(Your goal)
Retype the records below exactly as they appear, but leave out any pictures.

┌─ Dataset records

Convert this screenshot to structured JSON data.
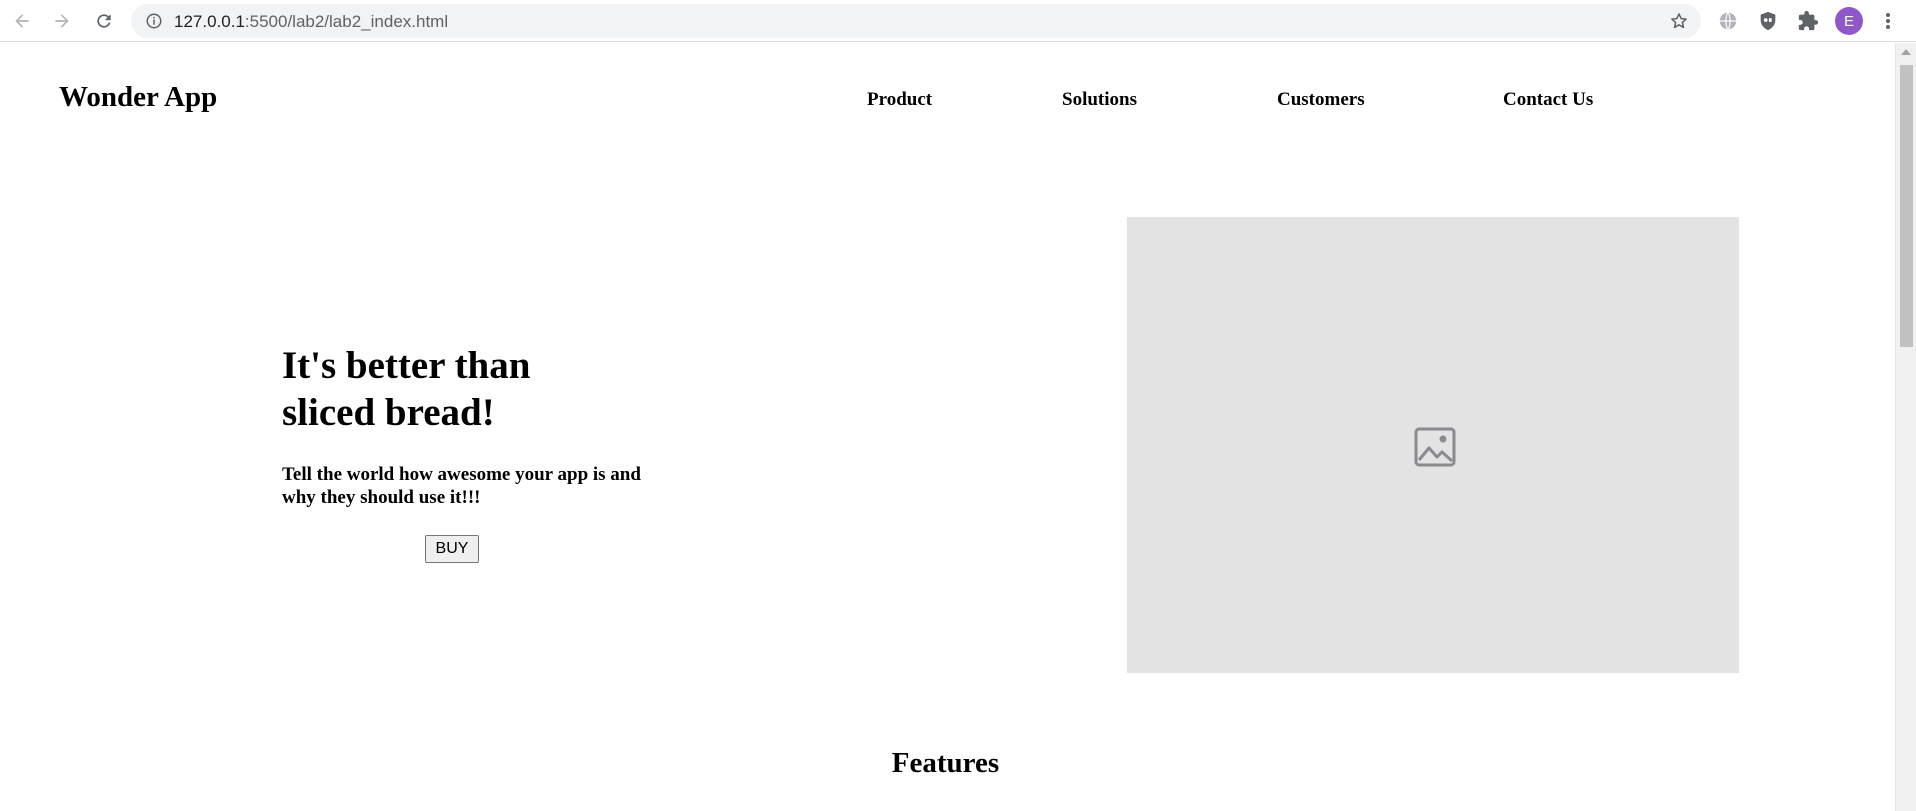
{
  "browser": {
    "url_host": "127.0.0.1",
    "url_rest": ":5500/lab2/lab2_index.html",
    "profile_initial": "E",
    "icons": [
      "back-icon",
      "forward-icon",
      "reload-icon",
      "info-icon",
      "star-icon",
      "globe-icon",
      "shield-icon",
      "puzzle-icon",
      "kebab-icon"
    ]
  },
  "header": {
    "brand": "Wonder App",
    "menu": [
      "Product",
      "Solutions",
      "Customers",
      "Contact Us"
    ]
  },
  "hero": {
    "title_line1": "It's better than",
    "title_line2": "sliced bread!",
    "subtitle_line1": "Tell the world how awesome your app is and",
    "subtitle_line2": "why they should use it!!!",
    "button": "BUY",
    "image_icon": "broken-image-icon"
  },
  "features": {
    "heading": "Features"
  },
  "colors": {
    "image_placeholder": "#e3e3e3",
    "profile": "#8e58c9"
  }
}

└─

(Full output)
Convert this screenshot to structured JSON data.
{
  "browser": {
    "url_host": "127.0.0.1",
    "url_rest": ":5500/lab2/lab2_index.html",
    "profile_initial": "E",
    "icons": [
      "back-icon",
      "forward-icon",
      "reload-icon",
      "info-icon",
      "star-icon",
      "globe-icon",
      "shield-icon",
      "puzzle-icon",
      "kebab-icon"
    ]
  },
  "header": {
    "brand": "Wonder App",
    "menu": [
      "Product",
      "Solutions",
      "Customers",
      "Contact Us"
    ]
  },
  "hero": {
    "title_line1": "It's better than",
    "title_line2": "sliced bread!",
    "subtitle_line1": "Tell the world how awesome your app is and",
    "subtitle_line2": "why they should use it!!!",
    "button": "BUY",
    "image_icon": "broken-image-icon"
  },
  "features": {
    "heading": "Features"
  },
  "colors": {
    "image_placeholder": "#e3e3e3",
    "profile": "#8e58c9"
  }
}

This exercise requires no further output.